● YOUR OBJECTIVE
Pull out every line below containing the word "閉門推出窗前月".

Saved entries:
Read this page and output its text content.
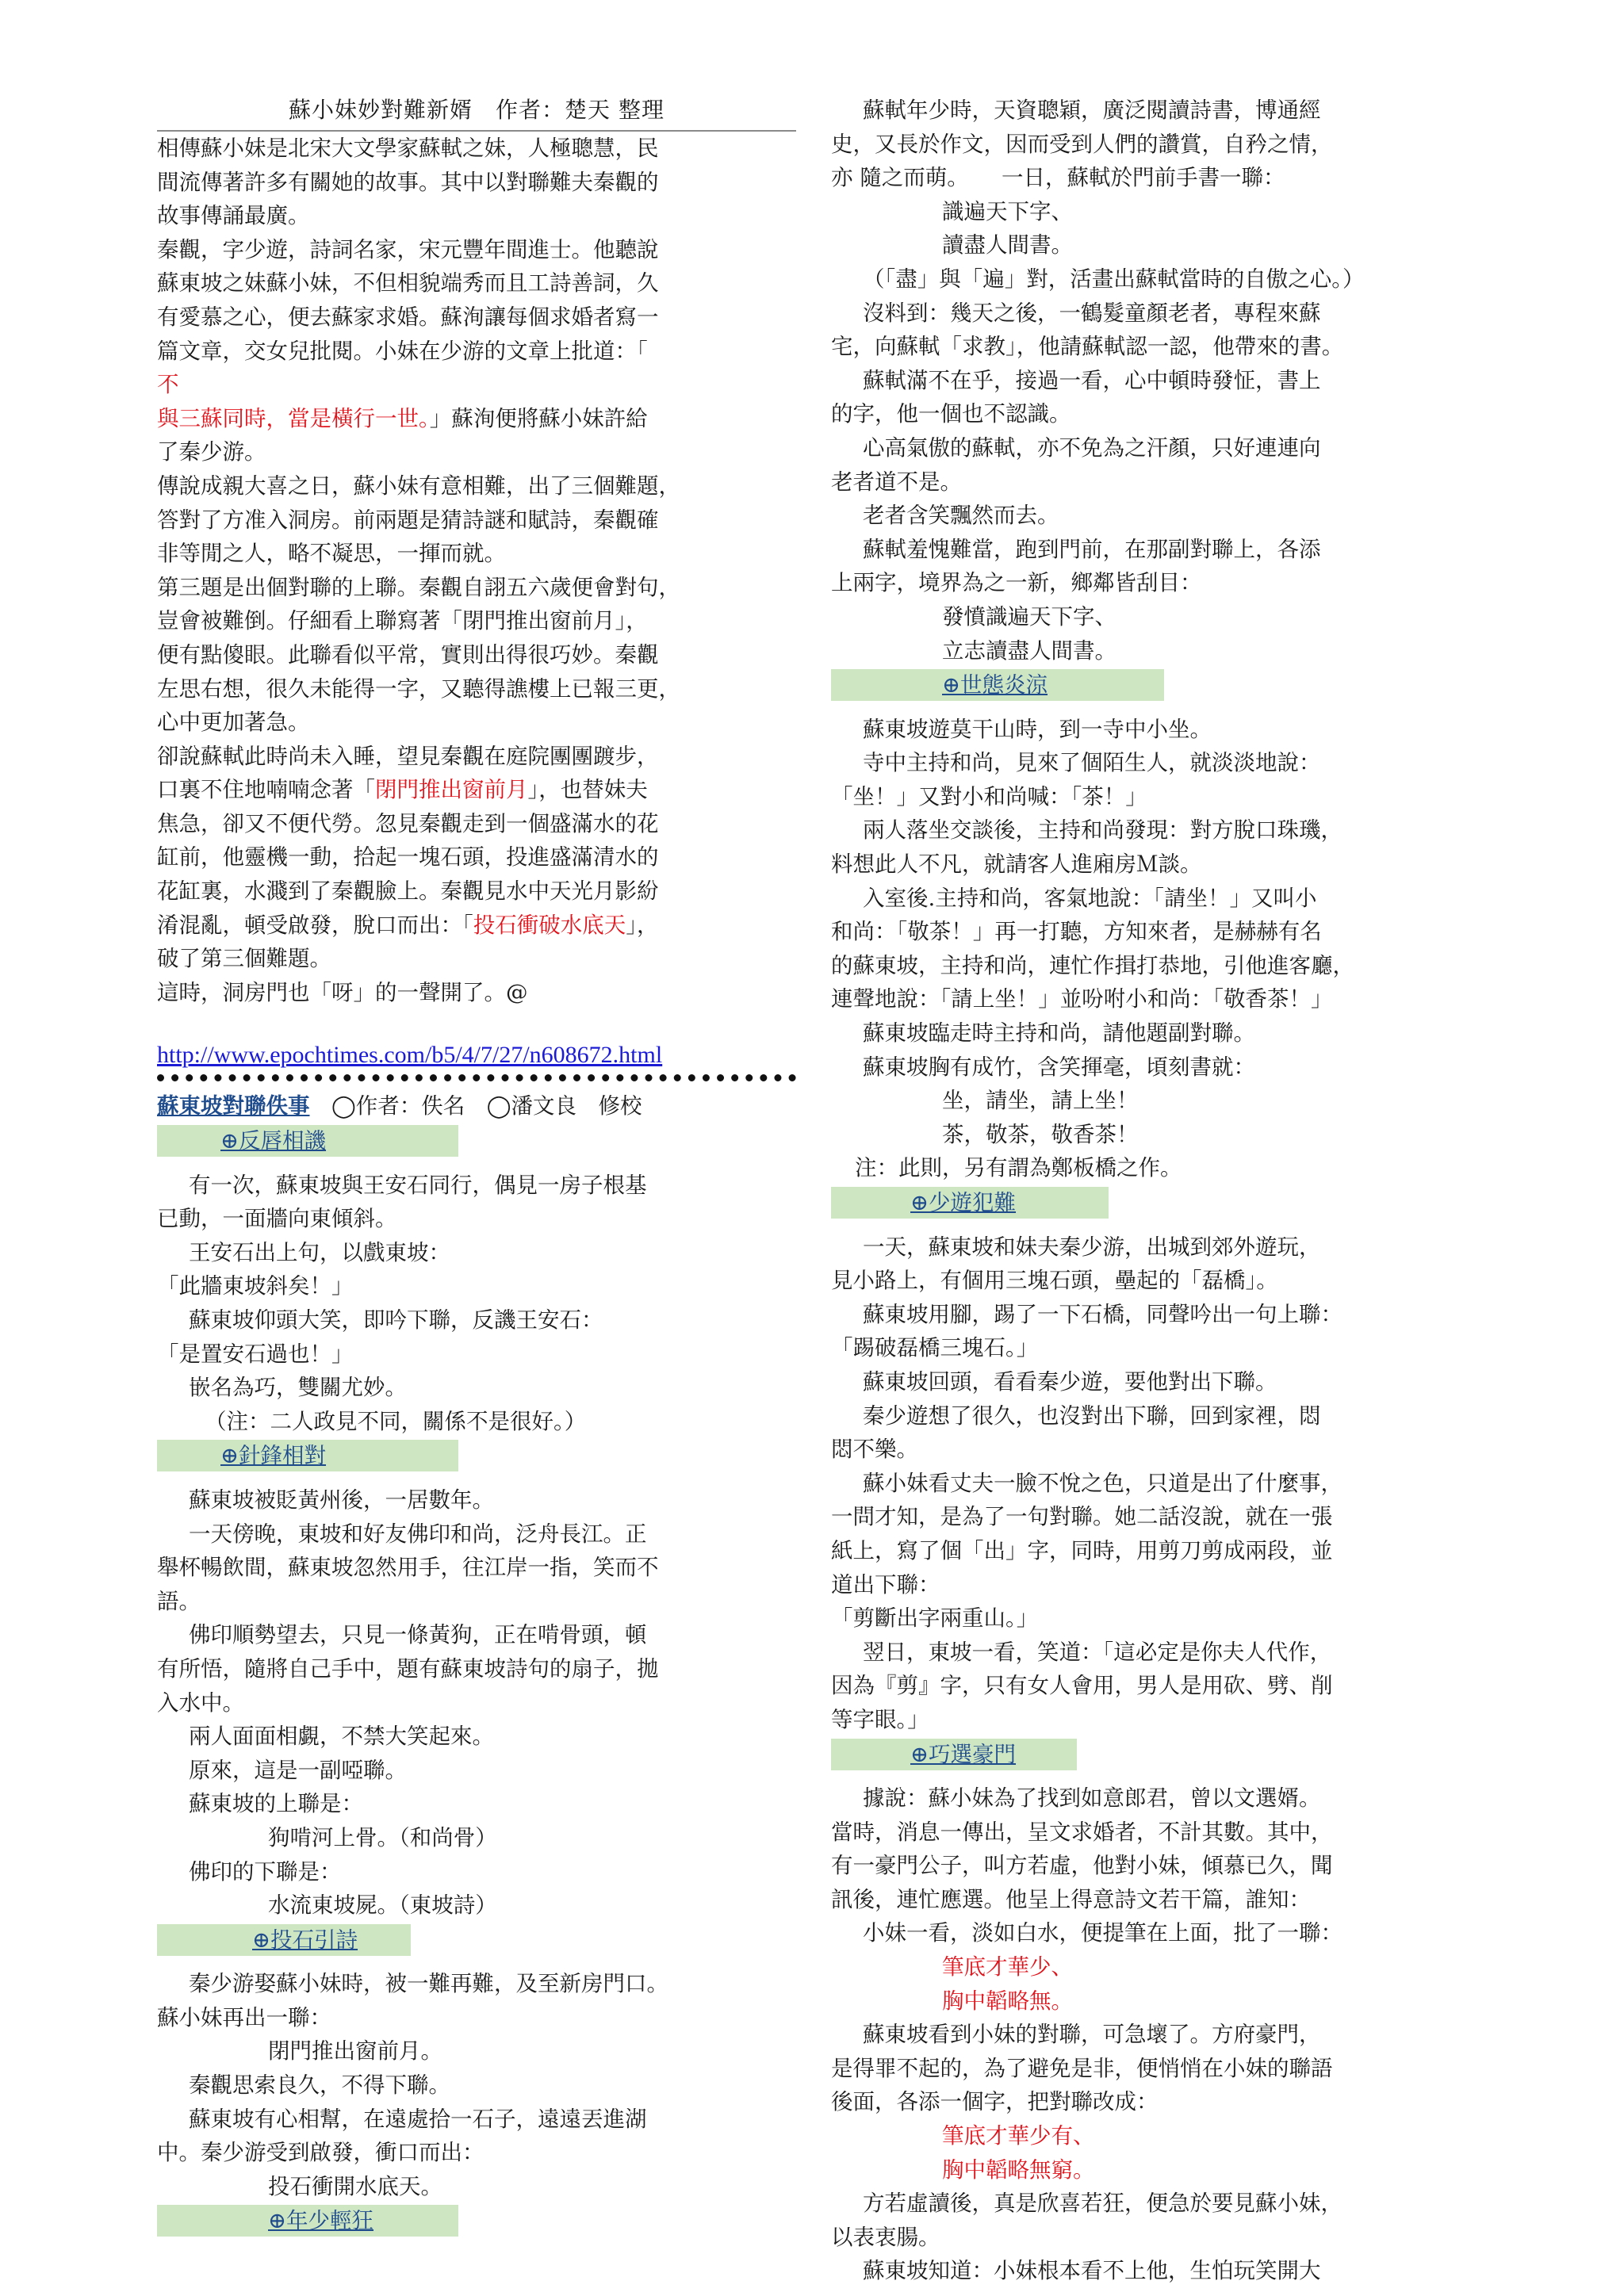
蘇小妹妙對難新婿　作者：楚天 整理

相傳蘇小妹是北宋大文學家蘇軾之妹，人極聰慧，民

間流傳著許多有關她的故事。其中以對聯難夫秦觀的

故事傳誦最廣。

秦觀，字少遊，詩詞名家，宋元豐年間進士。他聽說

蘇東坡之妹蘇小妹，不但相貌端秀而且工詩善詞，久

有愛慕之心，便去蘇家求婚。蘇洵讓每個求婚者寫一

篇文章，交女兒批閱。小妹在少游的文章上批道：「

不

與三蘇同時，當是橫行一世。」蘇洵便將蘇小妹許給

了秦少游。

傳說成親大喜之日，蘇小妹有意相難，出了三個難題，

答對了方准入洞房。前兩題是猜詩謎和賦詩，秦觀確

非等閒之人，略不凝思，一揮而就。

第三題是出個對聯的上聯。秦觀自詡五六歲便會對句，

豈會被難倒。仔細看上聯寫著「閉門推出窗前月」，

便有點傻眼。此聯看似平常，實則出得很巧妙。秦觀

左思右想，很久未能得一字，又聽得譙樓上已報三更，

心中更加著急。

卻說蘇軾此時尚未入睡，望見秦觀在庭院團團踱步，

口裏不住地喃喃念著「閉門推出窗前月」，也替妹夫

焦急，卻又不便代勞。忽見秦觀走到一個盛滿水的花

缸前，他靈機一動，拾起一塊石頭，投進盛滿清水的

花缸裏，水濺到了秦觀臉上。秦觀見水中天光月影紛

淆混亂，頓受啟發，脫口而出：「投石衝破水底天」，

破了第三個難題。

這時，洞房門也「呀」的一聲開了。@

http://www.epochtimes.com/b5/4/7/27/n608672.html

蘇東坡對聯佚事　◯作者：佚名　◯潘文良　修校

⊕反唇相譏

有一次，蘇東坡與王安石同行，偶見一房子根基

已動，一面牆向東傾斜。

王安石出上句，以戲東坡：

「此牆東坡斜矣！」

蘇東坡仰頭大笑，即吟下聯，反譏王安石：

「是置安石過也！」

嵌名為巧，雙關尤妙。

（注：二人政見不同，關係不是很好。）

⊕針鋒相對

蘇東坡被貶黃州後，一居數年。

一天傍晚，東坡和好友佛印和尚，泛舟長江。正

舉杯暢飲間，蘇東坡忽然用手，往江岸一指，笑而不

語。

佛印順勢望去，只見一條黃狗，正在啃骨頭，頓

有所悟，隨將自己手中，題有蘇東坡詩句的扇子，拋

入水中。

兩人面面相覷，不禁大笑起來。

原來，這是一副啞聯。

蘇東坡的上聯是：

狗啃河上骨。（和尚骨）

佛印的下聯是：

水流東坡屍。（東坡詩）

⊕投石引詩

秦少游娶蘇小妹時，被一難再難，及至新房門口。

蘇小妹再出一聯：

閉門推出窗前月。

秦觀思索良久，不得下聯。

蘇東坡有心相幫，在遠處拾一石子，遠遠丟進湖

中。秦少游受到啟發，衝口而出：

投石衝開水底天。

⊕年少輕狂

蘇軾年少時，天資聰穎，廣泛閱讀詩書，博通經

史，又長於作文，因而受到人們的讚賞，自矜之情，

亦 隨之而萌。　　一日，蘇軾於門前手書一聯：

識遍天下字、

讀盡人間書。

（「盡」與「遍」對，活畫出蘇軾當時的自傲之心。）

沒料到：幾天之後，一鶴髮童顏老者，專程來蘇

宅，向蘇軾「求教」，他請蘇軾認一認，他帶來的書。

蘇軾滿不在乎，接過一看，心中頓時發怔，書上

的字，他一個也不認識。

心高氣傲的蘇軾，亦不免為之汗顏，只好連連向

老者道不是。

老者含笑飄然而去。

蘇軾羞愧難當，跑到門前，在那副對聯上，各添

上兩字，境界為之一新，鄉鄰皆刮目：

發憤識遍天下字、

立志讀盡人間書。

⊕世態炎涼

蘇東坡遊莫干山時，到一寺中小坐。

寺中主持和尚，見來了個陌生人，就淡淡地說：

「坐！」又對小和尚喊：「茶！」

兩人落坐交談後，主持和尚發現：對方脫口珠璣，

料想此人不凡，就請客人進廂房Ｍ談。

入室後.主持和尚，客氣地說：「請坐！」又叫小

和尚：「敬茶！」再一打聽，方知來者，是赫赫有名

的蘇東坡，主持和尚，連忙作揖打恭地，引他進客廳，

連聲地說：「請上坐！」並吩咐小和尚：「敬香茶！」

蘇東坡臨走時主持和尚，請他題副對聯。

蘇東坡胸有成竹，含笑揮毫，頃刻書就：

坐，請坐，請上坐！

茶，敬茶，敬香茶！

注：此則，另有謂為鄭板橋之作。

⊕少遊犯難

一天，蘇東坡和妹夫秦少游，出城到郊外遊玩，

見小路上，有個用三塊石頭，壘起的「磊橋」。

蘇東坡用腳，踢了一下石橋，同聲吟出一句上聯：

「踢破磊橋三塊石。」

蘇東坡回頭，看看秦少遊，要他對出下聯。

秦少遊想了很久，也沒對出下聯，回到家裡，悶

悶不樂。

蘇小妹看丈夫一臉不悅之色，只道是出了什麼事，

一問才知，是為了一句對聯。她二話沒說，就在一張

紙上，寫了個「出」字，同時，用剪刀剪成兩段，並

道出下聯：

「剪斷出字兩重山。」

翌日，東坡一看，笑道：「這必定是你夫人代作，

因為『剪』字，只有女人會用，男人是用砍、劈、削

等字眼。」

⊕巧選豪門

據說：蘇小妹為了找到如意郎君，曾以文選婿。

當時，消息一傳出，呈文求婚者，不計其數。其中，

有一豪門公子，叫方若虛，他對小妹，傾慕已久，聞

訊後，連忙應選。他呈上得意詩文若干篇，誰知：

小妹一看，淡如白水，便提筆在上面，批了一聯：

筆底才華少、

胸中韜略無。

蘇東坡看到小妹的對聯，可急壞了。方府豪門，

是得罪不起的，為了避免是非，便悄悄在小妹的聯語

後面，各添一個字，把對聯改成：

筆底才華少有、

胸中韜略無窮。

方若虛讀後，真是欣喜若狂，便急於要見蘇小妹，

以表衷腸。

蘇東坡知道：小妹根本看不上他，生怕玩笑開大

● OUTPUT FOR THIS EXERCISE
豈會被難倒。仔細看上聯寫著「閉門推出窗前月」，
口裏不住地喃喃念著「閉門推出窗前月」，也替妹夫
閉門推出窗前月。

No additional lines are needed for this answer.